Page transcription entries
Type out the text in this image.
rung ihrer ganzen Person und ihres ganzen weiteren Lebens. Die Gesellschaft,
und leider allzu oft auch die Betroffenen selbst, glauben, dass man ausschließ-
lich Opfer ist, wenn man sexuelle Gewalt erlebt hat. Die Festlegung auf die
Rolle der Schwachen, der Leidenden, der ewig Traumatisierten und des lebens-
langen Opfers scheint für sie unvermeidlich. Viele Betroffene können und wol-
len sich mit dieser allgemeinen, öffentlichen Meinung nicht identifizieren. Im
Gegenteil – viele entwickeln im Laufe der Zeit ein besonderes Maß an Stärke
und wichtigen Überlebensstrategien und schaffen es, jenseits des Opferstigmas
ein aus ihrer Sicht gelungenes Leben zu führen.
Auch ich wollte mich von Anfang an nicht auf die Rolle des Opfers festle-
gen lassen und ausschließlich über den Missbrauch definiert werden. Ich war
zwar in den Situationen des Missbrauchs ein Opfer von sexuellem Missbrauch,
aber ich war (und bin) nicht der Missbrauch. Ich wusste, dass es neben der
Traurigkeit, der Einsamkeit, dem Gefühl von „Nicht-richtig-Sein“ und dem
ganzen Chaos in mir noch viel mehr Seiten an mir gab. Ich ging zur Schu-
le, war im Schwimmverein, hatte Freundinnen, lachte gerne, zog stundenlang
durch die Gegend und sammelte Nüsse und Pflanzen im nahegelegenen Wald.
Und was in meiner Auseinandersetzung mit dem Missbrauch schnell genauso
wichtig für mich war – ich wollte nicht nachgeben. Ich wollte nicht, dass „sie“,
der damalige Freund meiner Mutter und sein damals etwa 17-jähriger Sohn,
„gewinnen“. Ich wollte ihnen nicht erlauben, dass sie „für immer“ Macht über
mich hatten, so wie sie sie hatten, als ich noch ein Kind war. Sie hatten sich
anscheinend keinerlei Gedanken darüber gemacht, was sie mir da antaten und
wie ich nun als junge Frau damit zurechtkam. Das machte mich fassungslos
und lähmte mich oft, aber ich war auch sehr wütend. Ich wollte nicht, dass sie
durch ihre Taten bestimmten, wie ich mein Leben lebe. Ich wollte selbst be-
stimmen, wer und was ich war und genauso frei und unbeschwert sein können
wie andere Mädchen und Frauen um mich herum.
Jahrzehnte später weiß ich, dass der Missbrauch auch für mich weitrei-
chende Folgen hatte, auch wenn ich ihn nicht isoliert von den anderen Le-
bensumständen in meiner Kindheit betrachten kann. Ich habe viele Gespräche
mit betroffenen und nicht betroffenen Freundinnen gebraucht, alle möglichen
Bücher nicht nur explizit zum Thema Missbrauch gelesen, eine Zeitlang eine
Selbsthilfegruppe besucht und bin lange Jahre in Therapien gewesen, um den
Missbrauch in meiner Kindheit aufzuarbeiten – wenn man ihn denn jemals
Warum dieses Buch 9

▶ [Required work]
Each entry should be duplicated exactly as it was given.

▶ [Response below]
Type out the text in this image.
rung ihrer ganzen Person und ihres ganzen weiteren Lebens. Die Gesellschaft,
und leider allzu oft auch die Betroffenen selbst, glauben, dass man ausschließ-
lich Opfer ist, wenn man sexuelle Gewalt erlebt hat. Die Festlegung auf die
Rolle der Schwachen, der Leidenden, der ewig Traumatisierten und des lebens-
langen Opfers scheint für sie unvermeidlich. Viele Betroffene können und wol-
len sich mit dieser allgemeinen, öffentlichen Meinung nicht identifizieren. Im
Gegenteil – viele entwickeln im Laufe der Zeit ein besonderes Maß an Stärke
und wichtigen Überlebensstrategien und schaffen es, jenseits des Opferstigmas
ein aus ihrer Sicht gelungenes Leben zu führen.
Auch ich wollte mich von Anfang an nicht auf die Rolle des Opfers festle-
gen lassen und ausschließlich über den Missbrauch definiert werden. Ich war
zwar in den Situationen des Missbrauchs ein Opfer von sexuellem Missbrauch,
aber ich war (und bin) nicht der Missbrauch. Ich wusste, dass es neben der
Traurigkeit, der Einsamkeit, dem Gefühl von „Nicht-richtig-Sein“ und dem
ganzen Chaos in mir noch viel mehr Seiten an mir gab. Ich ging zur Schu-
le, war im Schwimmverein, hatte Freundinnen, lachte gerne, zog stundenlang
durch die Gegend und sammelte Nüsse und Pflanzen im nahegelegenen Wald.
Und was in meiner Auseinandersetzung mit dem Missbrauch schnell genauso
wichtig für mich war – ich wollte nicht nachgeben. Ich wollte nicht, dass „sie“,
der damalige Freund meiner Mutter und sein damals etwa 17-jähriger Sohn,
„gewinnen“. Ich wollte ihnen nicht erlauben, dass sie „für immer“ Macht über
mich hatten, so wie sie sie hatten, als ich noch ein Kind war. Sie hatten sich
anscheinend keinerlei Gedanken darüber gemacht, was sie mir da antaten und
wie ich nun als junge Frau damit zurechtkam. Das machte mich fassungslos
und lähmte mich oft, aber ich war auch sehr wütend. Ich wollte nicht, dass sie
durch ihre Taten bestimmten, wie ich mein Leben lebe. Ich wollte selbst be-
stimmen, wer und was ich war und genauso frei und unbeschwert sein können
wie andere Mädchen und Frauen um mich herum.
Jahrzehnte später weiß ich, dass der Missbrauch auch für mich weitrei-
chende Folgen hatte, auch wenn ich ihn nicht isoliert von den anderen Le-
bensumständen in meiner Kindheit betrachten kann. Ich habe viele Gespräche
mit betroffenen und nicht betroffenen Freundinnen gebraucht, alle möglichen
Bücher nicht nur explizit zum Thema Missbrauch gelesen, eine Zeitlang eine
Selbsthilfegruppe besucht und bin lange Jahre in Therapien gewesen, um den
Missbrauch in meiner Kindheit aufzuarbeiten – wenn man ihn denn jemals
Warum dieses Buch 9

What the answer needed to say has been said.